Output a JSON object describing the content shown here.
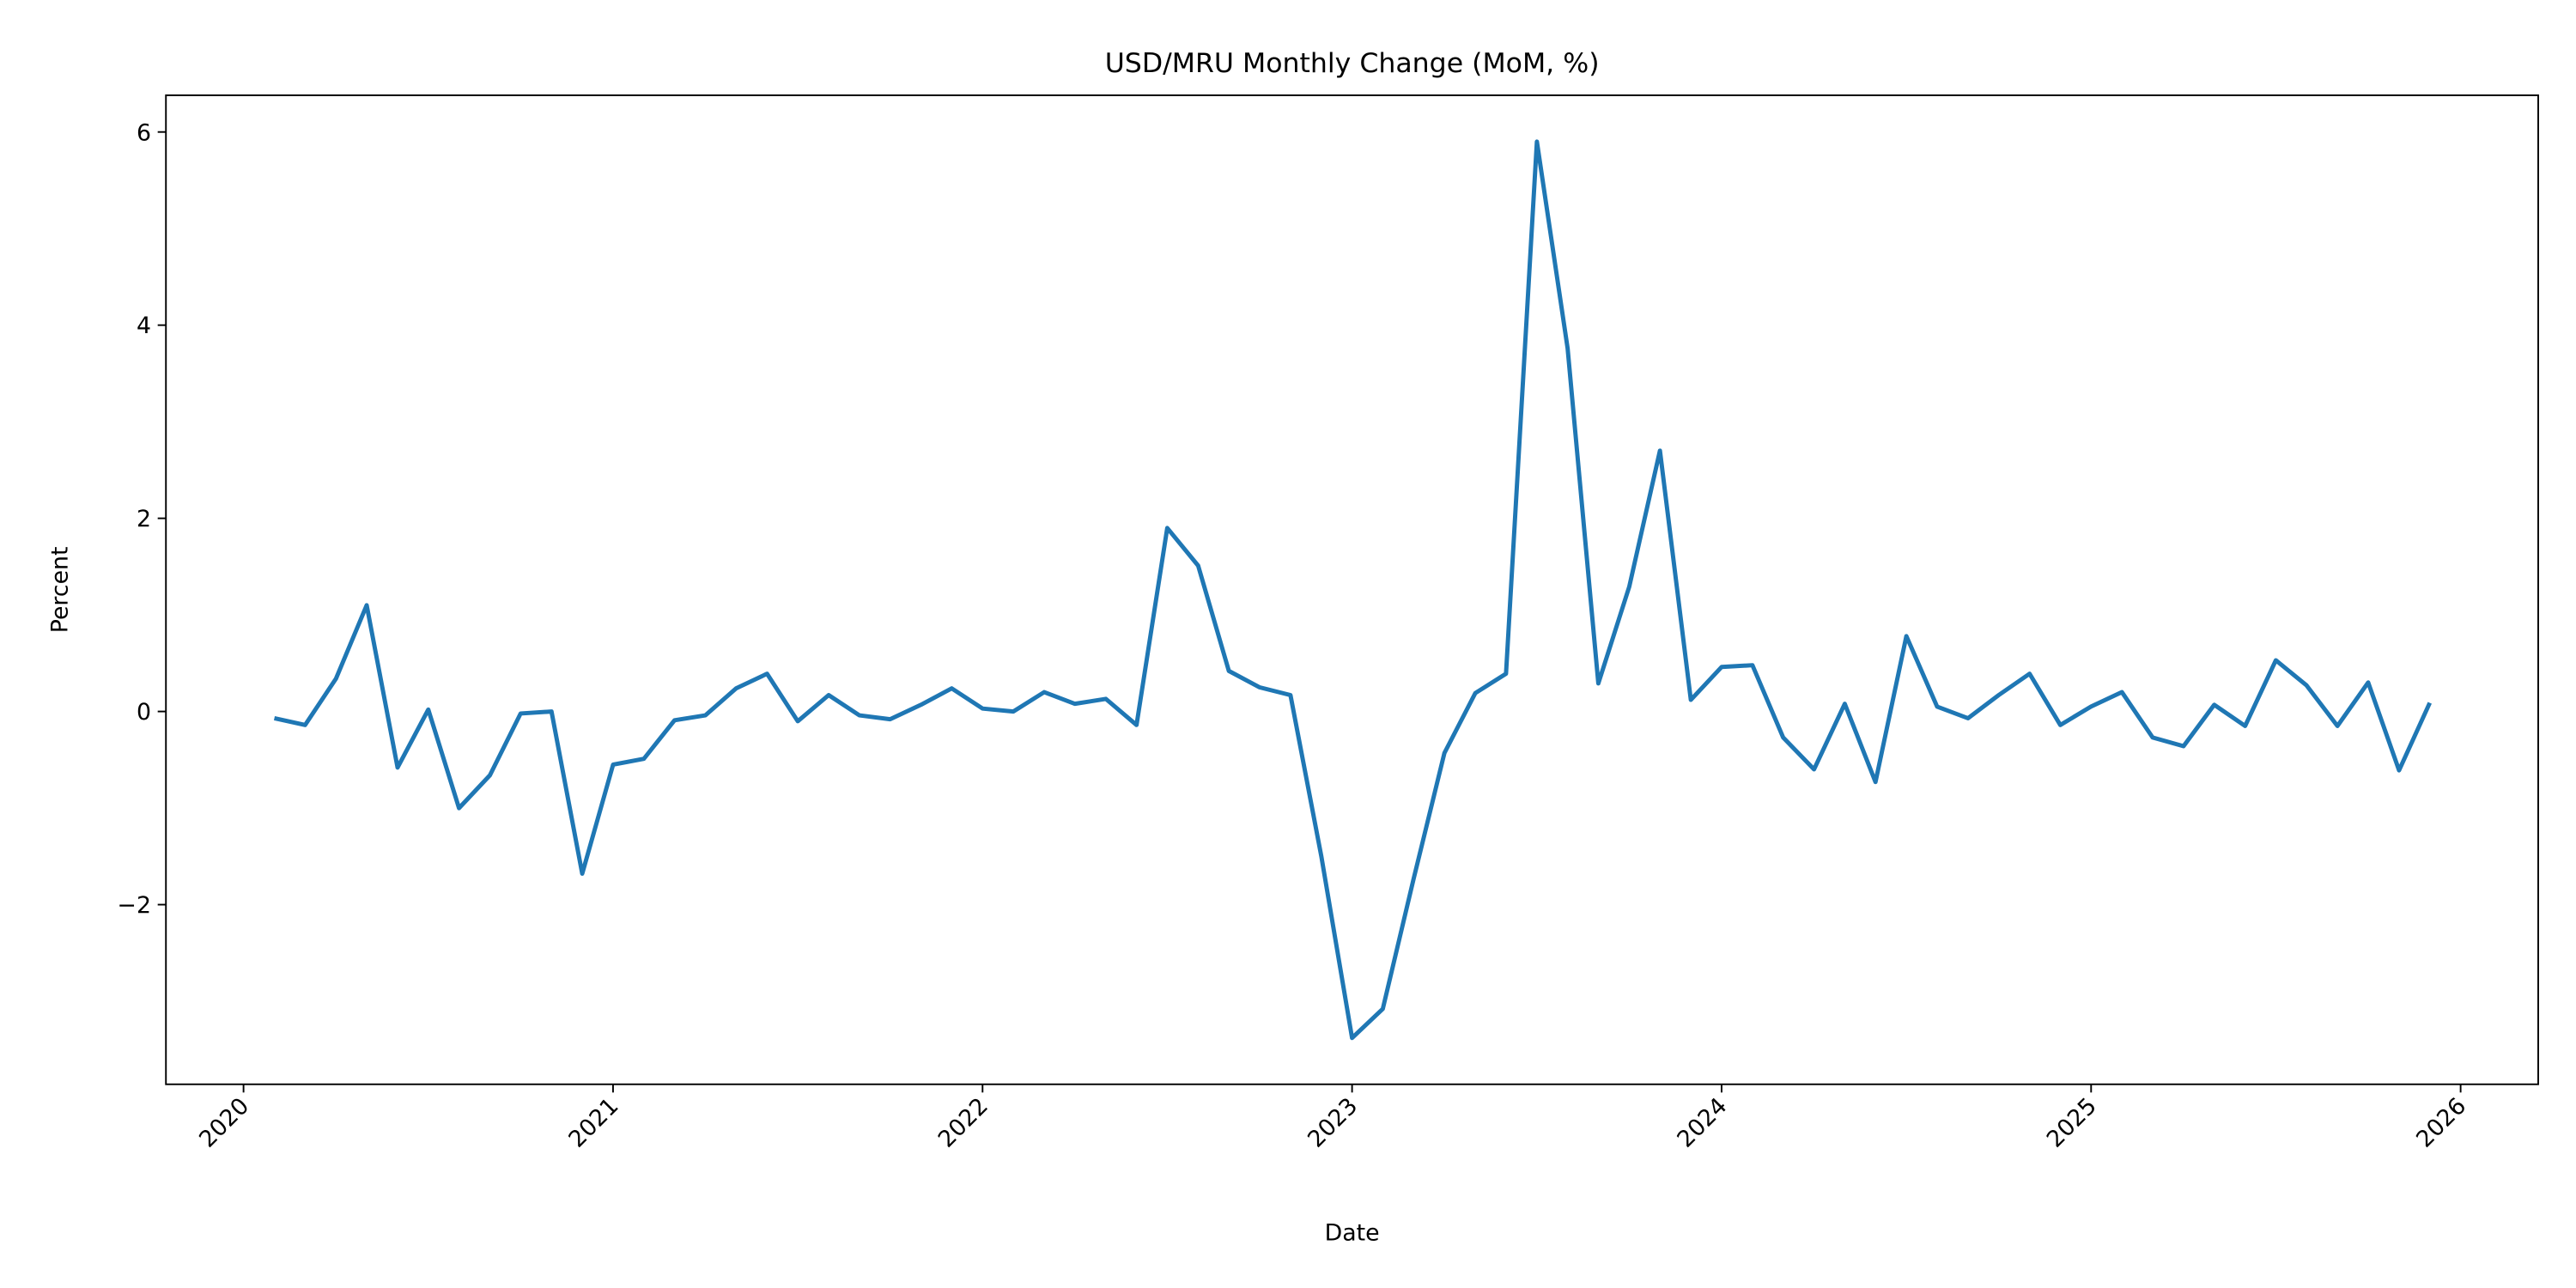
{
  "chart_data": {
    "type": "line",
    "title": "USD/MRU Monthly Change (MoM, %)",
    "xlabel": "Date",
    "ylabel": "Percent",
    "xlim": [
      2019.79,
      2026.21
    ],
    "ylim": [
      -3.86,
      6.38
    ],
    "x_ticks": [
      2020,
      2021,
      2022,
      2023,
      2024,
      2025,
      2026
    ],
    "x_tick_labels": [
      "2020",
      "2021",
      "2022",
      "2023",
      "2024",
      "2025",
      "2026"
    ],
    "y_ticks": [
      -2,
      0,
      2,
      4,
      6
    ],
    "y_tick_labels": [
      "−2",
      "0",
      "2",
      "4",
      "6"
    ],
    "grid": false,
    "series": [
      {
        "name": "USD/MRU MoM %",
        "color": "#1f77b4",
        "start": "2020-01",
        "frequency": "monthly",
        "values": [
          -0.07,
          -0.14,
          0.34,
          1.1,
          -0.58,
          0.02,
          -1.0,
          -0.66,
          -0.02,
          0.0,
          -1.68,
          -0.55,
          -0.49,
          -0.09,
          -0.04,
          0.24,
          0.39,
          -0.1,
          0.17,
          -0.04,
          -0.08,
          0.07,
          0.24,
          0.03,
          0.0,
          0.2,
          0.08,
          0.13,
          -0.14,
          1.9,
          1.51,
          0.42,
          0.25,
          0.17,
          -1.5,
          -3.38,
          -3.08,
          -1.73,
          -0.43,
          0.19,
          0.39,
          5.9,
          3.76,
          0.29,
          1.29,
          2.7,
          0.12,
          0.46,
          0.48,
          -0.27,
          -0.6,
          0.08,
          -0.73,
          0.78,
          0.05,
          -0.07,
          0.17,
          0.39,
          -0.14,
          0.05,
          0.2,
          -0.27,
          -0.36,
          0.07,
          -0.15,
          0.53,
          0.27,
          -0.15,
          0.3,
          -0.61,
          0.09
        ]
      }
    ]
  }
}
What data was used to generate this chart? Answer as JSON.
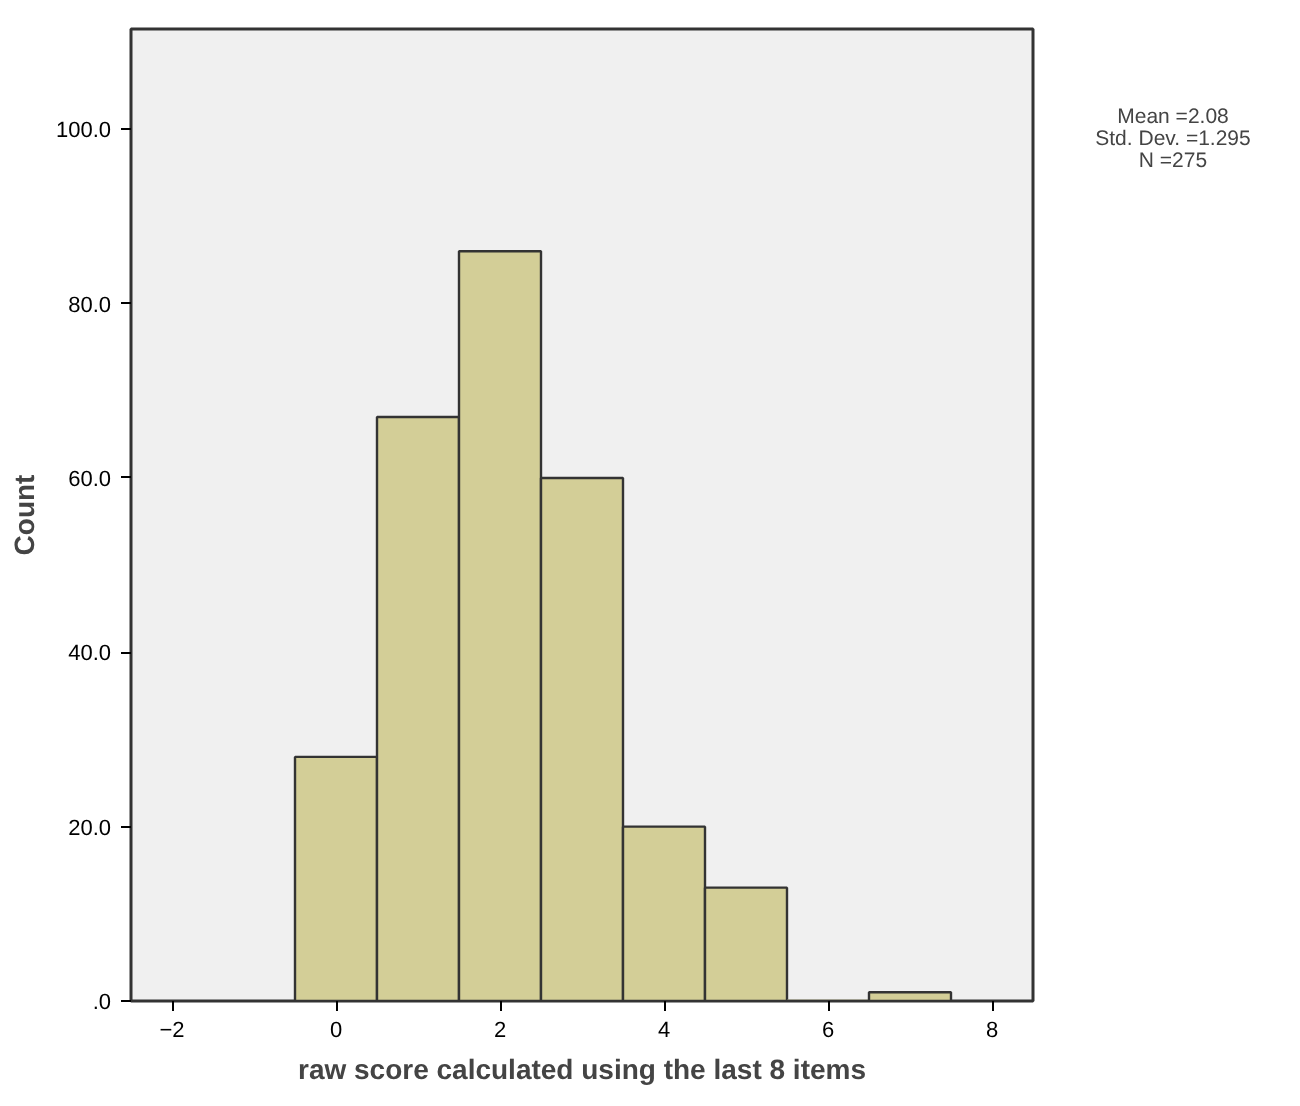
{
  "chart_data": {
    "type": "histogram",
    "xlabel": "raw score calculated using the last 8 items",
    "ylabel": "Count",
    "bins": [
      -0.5,
      0.5,
      1.5,
      2.5,
      3.5,
      4.5,
      5.5,
      6.5,
      7.5
    ],
    "values": [
      28,
      67,
      86,
      60,
      20,
      13,
      0,
      1
    ],
    "color": "#d3ce97",
    "xlim": [
      -2.5,
      8.5
    ],
    "ylim": [
      0,
      111.5
    ],
    "xticks": [
      -2,
      0,
      2,
      4,
      6,
      8
    ],
    "yticks": [
      {
        "value": 0,
        "label": ".0"
      },
      {
        "value": 20,
        "label": "20.0"
      },
      {
        "value": 40,
        "label": "40.0"
      },
      {
        "value": 60,
        "label": "60.0"
      },
      {
        "value": 80,
        "label": "80.0"
      },
      {
        "value": 100,
        "label": "100.0"
      }
    ],
    "annotations": [
      "Mean =2.08",
      "Std. Dev. =1.295",
      "N =275"
    ],
    "grid": false
  }
}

#####

- WORK INSTRUCTIONS: Without the pictures, repeat all the records word for word.

- WRITTEN REPLY:
Output a JSON object describing the content shown here.
{
  "chart_data": {
    "type": "line",
    "title": "USD/MRU Monthly Change (MoM, %)",
    "xlabel": "Date",
    "ylabel": "Percent",
    "xlim": [
      2019.79,
      2026.21
    ],
    "ylim": [
      -3.86,
      6.38
    ],
    "x_ticks": [
      2020,
      2021,
      2022,
      2023,
      2024,
      2025,
      2026
    ],
    "x_tick_labels": [
      "2020",
      "2021",
      "2022",
      "2023",
      "2024",
      "2025",
      "2026"
    ],
    "y_ticks": [
      -2,
      0,
      2,
      4,
      6
    ],
    "y_tick_labels": [
      "−2",
      "0",
      "2",
      "4",
      "6"
    ],
    "grid": false,
    "series": [
      {
        "name": "USD/MRU MoM %",
        "color": "#1f77b4",
        "start": "2020-01",
        "frequency": "monthly",
        "values": [
          -0.07,
          -0.14,
          0.34,
          1.1,
          -0.58,
          0.02,
          -1.0,
          -0.66,
          -0.02,
          0.0,
          -1.68,
          -0.55,
          -0.49,
          -0.09,
          -0.04,
          0.24,
          0.39,
          -0.1,
          0.17,
          -0.04,
          -0.08,
          0.07,
          0.24,
          0.03,
          0.0,
          0.2,
          0.08,
          0.13,
          -0.14,
          1.9,
          1.51,
          0.42,
          0.25,
          0.17,
          -1.5,
          -3.38,
          -3.08,
          -1.73,
          -0.43,
          0.19,
          0.39,
          5.9,
          3.76,
          0.29,
          1.29,
          2.7,
          0.12,
          0.46,
          0.48,
          -0.27,
          -0.6,
          0.08,
          -0.73,
          0.78,
          0.05,
          -0.07,
          0.17,
          0.39,
          -0.14,
          0.05,
          0.2,
          -0.27,
          -0.36,
          0.07,
          -0.15,
          0.53,
          0.27,
          -0.15,
          0.3,
          -0.61,
          0.09
        ]
      }
    ]
  }
}
What data was used to generate this chart? Answer as JSON.
{
  "chart_data": {
    "type": "histogram",
    "xlabel": "raw score calculated using the last 8 items",
    "ylabel": "Count",
    "bins": [
      -0.5,
      0.5,
      1.5,
      2.5,
      3.5,
      4.5,
      5.5,
      6.5,
      7.5
    ],
    "values": [
      28,
      67,
      86,
      60,
      20,
      13,
      0,
      1
    ],
    "color": "#d3ce97",
    "xlim": [
      -2.5,
      8.5
    ],
    "ylim": [
      0,
      111.5
    ],
    "xticks": [
      -2,
      0,
      2,
      4,
      6,
      8
    ],
    "yticks": [
      {
        "value": 0,
        "label": ".0"
      },
      {
        "value": 20,
        "label": "20.0"
      },
      {
        "value": 40,
        "label": "40.0"
      },
      {
        "value": 60,
        "label": "60.0"
      },
      {
        "value": 80,
        "label": "80.0"
      },
      {
        "value": 100,
        "label": "100.0"
      }
    ],
    "annotations": [
      "Mean =2.08",
      "Std. Dev. =1.295",
      "N =275"
    ],
    "grid": false
  }
}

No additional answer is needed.